WORK TO COMPLETE — Repeat the data that follows in full. Do not include the pictures.

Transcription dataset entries

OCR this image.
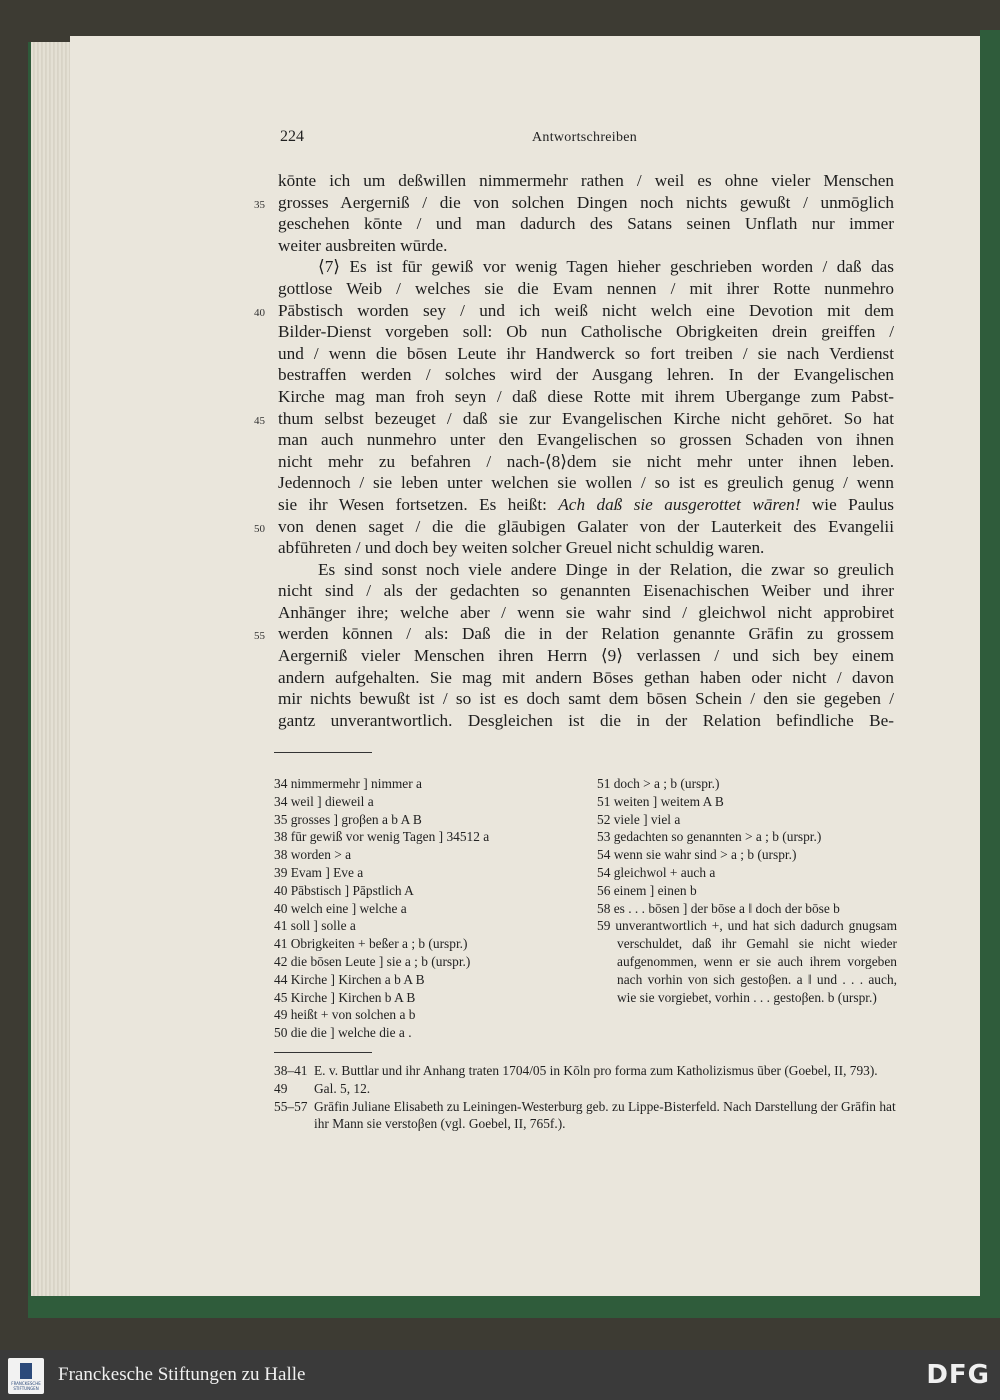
224	Antwortschreiben
kōnte ich um deßwillen nimmermehr rathen / weil es ohne vieler Menschen
35 grosses Aergerniß / die von solchen Dingen noch nichts gewußt / unmōglich
geschehen kōnte / und man dadurch des Satans seinen Unflath nur immer
weiter ausbreiten wūrde.
⟨7⟩ Es ist fūr gewiß vor wenig Tagen hieher geschrieben worden / daß das
gottlose Weib / welches sie die Evam nennen / mit ihrer Rotte nunmehro
40 Pābstisch worden sey / und ich weiß nicht welch eine Devotion mit dem
Bilder-Dienst vorgeben soll: Ob nun Catholische Obrigkeiten drein greiffen /
und / wenn die bōsen Leute ihr Handwerck so fort treiben / sie nach Verdienst
bestraffen werden / solches wird der Ausgang lehren. In der Evangelischen
Kirche mag man froh seyn / daß diese Rotte mit ihrem Ubergange zum Pabst-
45 thum selbst bezeuget / daß sie zur Evangelischen Kirche nicht gehōret. So hat
man auch nunmehro unter den Evangelischen so grossen Schaden von ihnen
nicht mehr zu befahren / nach-⟨8⟩dem sie nicht mehr unter ihnen leben.
Jedennoch / sie leben unter welchen sie wollen / so ist es greulich genug / wenn
sie ihr Wesen fortsetzen. Es heißt: Ach daß sie ausgerottet wāren! wie Paulus
50 von denen saget / die die glāubigen Galater von der Lauterkeit des Evangelii
abfūhreten / und doch bey weiten solcher Greuel nicht schuldig waren.
Es sind sonst noch viele andere Dinge in der Relation, die zwar so greulich
nicht sind / als der gedachten so genannten Eisenachischen Weiber und ihrer
Anhānger ihre; welche aber / wenn sie wahr sind / gleichwol nicht approbiret
55 werden kōnnen / als: Daß die in der Relation genannte Grāfin zu grossem
Aergerniß vieler Menschen ihren Herrn ⟨9⟩ verlassen / und sich bey einem
andern aufgehalten. Sie mag mit andern Bōses gethan haben oder nicht / davon
mir nichts bewußt ist / so ist es doch samt dem bōsen Schein / den sie gegeben /
gantz unverantwortlich. Desgleichen ist die in der Relation befindliche Be-
34 nimmermehr ] nimmer a
34 weil ] dieweil a
35 grosses ] groβen a b A B
38 fūr gewiß vor wenig Tagen ] 34512 a
38 worden > a
39 Evam ] Eve a
40 Pābstisch ] Pāpstlich A
40 welch eine ] welche a
41 soll ] solle a
41 Obrigkeiten + beßer a ; b (urspr.)
42 die bōsen Leute ] sie a ; b (urspr.)
44 Kirche ] Kirchen a b A B
45 Kirche ] Kirchen b A B
49 heißt + von solchen a b
50 die die ] welche die a .
51 doch > a ; b (urspr.)
51 weiten ] weitem A B
52 viele ] viel a
53 gedachten so genannten > a ; b (urspr.)
54 wenn sie wahr sind > a ; b (urspr.)
54 gleichwol + auch a
56 einem ] einen b
58 es . . . bōsen ] der bōse a ‖ doch der bōse b
59 unverantwortlich +, und hat sich dadurch gnugsam verschuldet, daß ihr Gemahl sie nicht wieder aufgenommen, wenn er sie auch ihrem vorgeben nach vorhin von sich gestoβen. a ‖ und . . . auch, wie sie vorgiebet, vorhin . . . gestoβen. b (urspr.)
38–41 E. v. Buttlar und ihr Anhang traten 1704/05 in Kōln pro forma zum Katholizismus ūber (Goebel, II, 793).
49	Gal. 5, 12.
55–57 Grāfin Juliane Elisabeth zu Leiningen-Westerburg geb. zu Lippe-Bisterfeld. Nach Darstellung der Grāfin hat ihr Mann sie verstoβen (vgl. Goebel, II, 765f.).
FRANCKESCHE STIFTUNGEN
Franckesche Stiftungen zu Halle	DFG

ANSWER BOX —
OCR this image.
224	Antwortschreiben
kōnte ich um deßwillen nimmermehr rathen / weil es ohne vieler Menschen
35 grosses Aergerniß / die von solchen Dingen noch nichts gewußt / unmōglich
geschehen kōnte / und man dadurch des Satans seinen Unflath nur immer
weiter ausbreiten wūrde.
⟨7⟩ Es ist fūr gewiß vor wenig Tagen hieher geschrieben worden / daß das
gottlose Weib / welches sie die Evam nennen / mit ihrer Rotte nunmehro
40 Pābstisch worden sey / und ich weiß nicht welch eine Devotion mit dem
Bilder-Dienst vorgeben soll: Ob nun Catholische Obrigkeiten drein greiffen /
und / wenn die bōsen Leute ihr Handwerck so fort treiben / sie nach Verdienst
bestraffen werden / solches wird der Ausgang lehren. In der Evangelischen
Kirche mag man froh seyn / daß diese Rotte mit ihrem Ubergange zum Pabst-
45 thum selbst bezeuget / daß sie zur Evangelischen Kirche nicht gehōret. So hat
man auch nunmehro unter den Evangelischen so grossen Schaden von ihnen
nicht mehr zu befahren / nach-⟨8⟩dem sie nicht mehr unter ihnen leben.
Jedennoch / sie leben unter welchen sie wollen / so ist es greulich genug / wenn
sie ihr Wesen fortsetzen. Es heißt: Ach daß sie ausgerottet wāren! wie Paulus
50 von denen saget / die die glāubigen Galater von der Lauterkeit des Evangelii
abfūhreten / und doch bey weiten solcher Greuel nicht schuldig waren.
Es sind sonst noch viele andere Dinge in der Relation, die zwar so greulich
nicht sind / als der gedachten so genannten Eisenachischen Weiber und ihrer
Anhānger ihre; welche aber / wenn sie wahr sind / gleichwol nicht approbiret
55 werden kōnnen / als: Daß die in der Relation genannte Grāfin zu grossem
Aergerniß vieler Menschen ihren Herrn ⟨9⟩ verlassen / und sich bey einem
andern aufgehalten. Sie mag mit andern Bōses gethan haben oder nicht / davon
mir nichts bewußt ist / so ist es doch samt dem bōsen Schein / den sie gegeben /
gantz unverantwortlich. Desgleichen ist die in der Relation befindliche Be-
34 nimmermehr ] nimmer a
34 weil ] dieweil a
35 grosses ] groβen a b A B
38 fūr gewiß vor wenig Tagen ] 34512 a
38 worden > a
39 Evam ] Eve a
40 Pābstisch ] Pāpstlich A
40 welch eine ] welche a
41 soll ] solle a
41 Obrigkeiten + beßer a ; b (urspr.)
42 die bōsen Leute ] sie a ; b (urspr.)
44 Kirche ] Kirchen a b A B
45 Kirche ] Kirchen b A B
49 heißt + von solchen a b
50 die die ] welche die a .
51 doch > a ; b (urspr.)
51 weiten ] weitem A B
52 viele ] viel a
53 gedachten so genannten > a ; b (urspr.)
54 wenn sie wahr sind > a ; b (urspr.)
54 gleichwol + auch a
56 einem ] einen b
58 es . . . bōsen ] der bōse a ‖ doch der bōse b
59 unverantwortlich +, und hat sich dadurch gnugsam verschuldet, daß ihr Gemahl sie nicht wieder aufgenommen, wenn er sie auch ihrem vorgeben nach vorhin von sich gestoβen. a ‖ und . . . auch, wie sie vorgiebet, vorhin . . . gestoβen. b (urspr.)
38–41 E. v. Buttlar und ihr Anhang traten 1704/05 in Kōln pro forma zum Katholizismus ūber (Goebel, II, 793).
49	Gal. 5, 12.
55–57 Grāfin Juliane Elisabeth zu Leiningen-Westerburg geb. zu Lippe-Bisterfeld. Nach Darstellung der Grāfin hat ihr Mann sie verstoβen (vgl. Goebel, II, 765f.).
FRANCKESCHE STIFTUNGEN
Franckesche Stiftungen zu Halle	DFG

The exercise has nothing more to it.